Within the listing below, locate all lines containing the word "tempi". Copy each one.

[start]

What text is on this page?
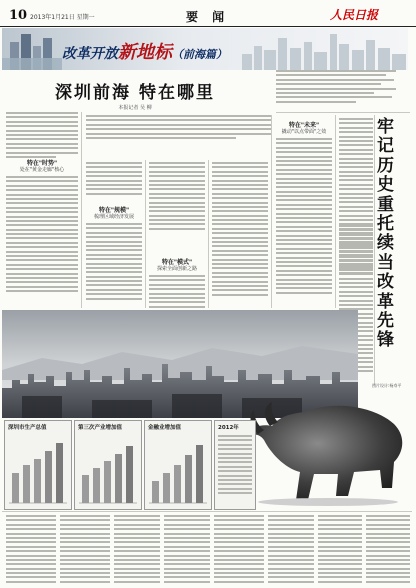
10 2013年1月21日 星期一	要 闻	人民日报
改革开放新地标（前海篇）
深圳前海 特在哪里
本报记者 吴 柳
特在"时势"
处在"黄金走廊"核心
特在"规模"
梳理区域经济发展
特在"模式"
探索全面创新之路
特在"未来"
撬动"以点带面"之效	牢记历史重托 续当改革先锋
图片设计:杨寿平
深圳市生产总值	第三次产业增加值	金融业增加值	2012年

[end]
[start]

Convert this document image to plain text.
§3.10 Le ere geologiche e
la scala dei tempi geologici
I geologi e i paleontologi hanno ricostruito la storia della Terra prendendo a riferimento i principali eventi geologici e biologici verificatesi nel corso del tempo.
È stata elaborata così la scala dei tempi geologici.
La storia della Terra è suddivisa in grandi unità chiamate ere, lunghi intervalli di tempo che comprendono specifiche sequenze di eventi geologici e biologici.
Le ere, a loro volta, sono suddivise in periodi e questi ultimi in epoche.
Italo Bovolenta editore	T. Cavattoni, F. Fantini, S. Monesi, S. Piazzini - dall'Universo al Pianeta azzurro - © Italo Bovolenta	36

[end]

Reply to the exercise
la scala dei tempi geologici
È stata elaborata così la scala dei tempi geologici.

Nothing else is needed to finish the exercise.